● EXERCISE INPUTS

-=-=-=-=-

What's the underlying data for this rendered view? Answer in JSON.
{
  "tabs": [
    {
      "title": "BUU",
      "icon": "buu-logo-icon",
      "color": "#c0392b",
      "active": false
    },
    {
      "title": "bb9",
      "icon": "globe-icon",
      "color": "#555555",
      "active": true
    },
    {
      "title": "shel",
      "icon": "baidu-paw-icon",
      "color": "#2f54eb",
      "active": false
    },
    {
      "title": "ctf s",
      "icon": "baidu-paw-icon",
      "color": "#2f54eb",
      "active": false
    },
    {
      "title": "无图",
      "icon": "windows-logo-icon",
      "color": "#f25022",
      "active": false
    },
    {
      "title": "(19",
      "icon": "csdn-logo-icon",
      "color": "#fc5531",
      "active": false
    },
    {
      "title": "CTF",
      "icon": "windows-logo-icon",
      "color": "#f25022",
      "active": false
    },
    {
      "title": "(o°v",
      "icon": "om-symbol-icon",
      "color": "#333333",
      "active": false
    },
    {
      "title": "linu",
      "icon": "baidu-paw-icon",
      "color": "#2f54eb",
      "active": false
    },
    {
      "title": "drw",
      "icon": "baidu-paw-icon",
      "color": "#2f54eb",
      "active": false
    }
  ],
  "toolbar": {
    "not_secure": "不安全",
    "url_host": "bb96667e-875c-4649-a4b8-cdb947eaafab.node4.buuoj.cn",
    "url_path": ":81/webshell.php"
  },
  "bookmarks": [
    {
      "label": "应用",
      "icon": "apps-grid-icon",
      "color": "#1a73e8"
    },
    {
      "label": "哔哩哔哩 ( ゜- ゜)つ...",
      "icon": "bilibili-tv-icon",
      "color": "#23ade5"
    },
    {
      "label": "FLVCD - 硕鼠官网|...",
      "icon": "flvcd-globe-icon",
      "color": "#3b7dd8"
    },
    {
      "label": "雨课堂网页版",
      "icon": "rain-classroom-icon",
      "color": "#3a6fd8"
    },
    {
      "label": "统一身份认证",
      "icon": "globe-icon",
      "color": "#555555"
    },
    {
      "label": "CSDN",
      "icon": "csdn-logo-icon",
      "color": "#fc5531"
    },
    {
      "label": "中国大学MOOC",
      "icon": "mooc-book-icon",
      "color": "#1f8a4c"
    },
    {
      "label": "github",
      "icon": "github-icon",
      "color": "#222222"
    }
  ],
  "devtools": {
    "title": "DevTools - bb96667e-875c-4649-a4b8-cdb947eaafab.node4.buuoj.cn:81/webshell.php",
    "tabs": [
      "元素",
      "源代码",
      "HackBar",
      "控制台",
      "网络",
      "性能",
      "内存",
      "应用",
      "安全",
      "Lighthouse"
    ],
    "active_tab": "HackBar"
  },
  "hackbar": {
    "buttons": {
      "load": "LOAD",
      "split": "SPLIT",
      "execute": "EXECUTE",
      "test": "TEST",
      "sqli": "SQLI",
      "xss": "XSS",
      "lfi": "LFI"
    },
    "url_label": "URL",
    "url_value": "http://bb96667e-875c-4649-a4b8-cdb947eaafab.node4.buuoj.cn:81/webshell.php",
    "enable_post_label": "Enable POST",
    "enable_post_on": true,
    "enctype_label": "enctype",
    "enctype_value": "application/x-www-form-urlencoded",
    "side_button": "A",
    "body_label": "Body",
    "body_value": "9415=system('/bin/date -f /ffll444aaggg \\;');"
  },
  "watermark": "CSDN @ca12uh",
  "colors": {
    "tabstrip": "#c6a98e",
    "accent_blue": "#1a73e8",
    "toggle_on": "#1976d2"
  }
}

-=-=-=-=-

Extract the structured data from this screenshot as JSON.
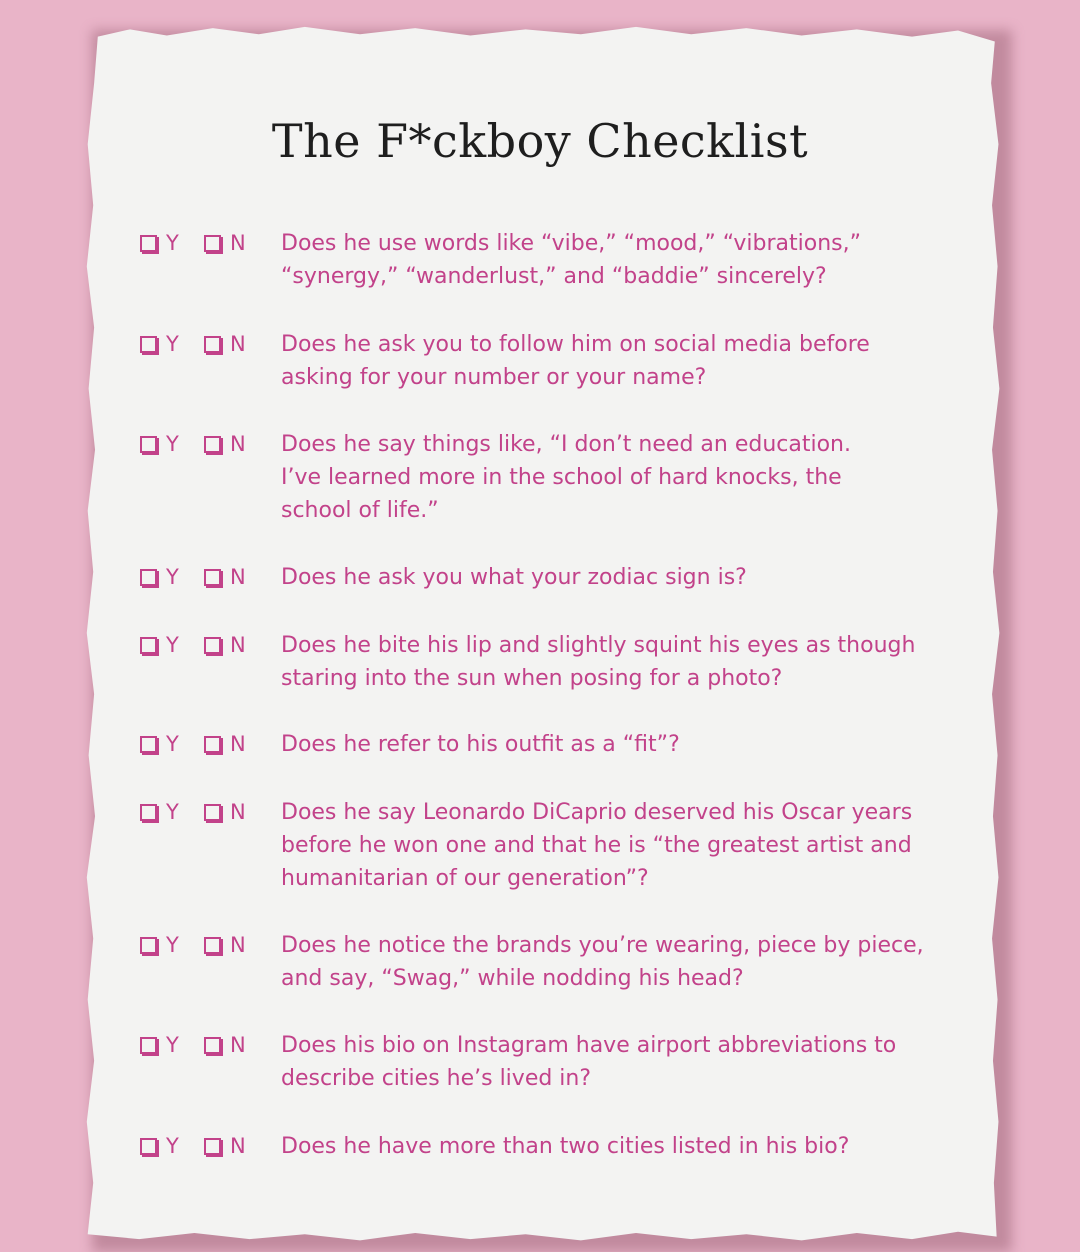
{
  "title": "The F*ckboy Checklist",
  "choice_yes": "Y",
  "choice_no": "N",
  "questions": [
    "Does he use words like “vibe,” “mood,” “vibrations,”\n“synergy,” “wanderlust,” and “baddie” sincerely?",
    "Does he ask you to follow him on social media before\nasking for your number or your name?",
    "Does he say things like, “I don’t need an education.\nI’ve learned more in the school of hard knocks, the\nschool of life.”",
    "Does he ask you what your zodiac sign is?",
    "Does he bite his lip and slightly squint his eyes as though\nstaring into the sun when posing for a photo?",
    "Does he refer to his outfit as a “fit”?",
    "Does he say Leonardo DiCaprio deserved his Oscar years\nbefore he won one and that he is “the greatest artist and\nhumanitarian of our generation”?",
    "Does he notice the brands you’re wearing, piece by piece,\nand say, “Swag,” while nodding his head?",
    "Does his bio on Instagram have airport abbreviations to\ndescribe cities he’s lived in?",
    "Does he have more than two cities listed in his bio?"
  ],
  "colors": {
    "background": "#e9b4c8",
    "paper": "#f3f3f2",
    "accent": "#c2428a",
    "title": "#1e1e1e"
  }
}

-=-=-=-=-

● STATED TASK
List every line from the entries above in which "this" appears.

● TASK OUTPUT
What's the underlying data for this rendered view? Answer in JSON.
Extract the structured data from this screenshot as JSON.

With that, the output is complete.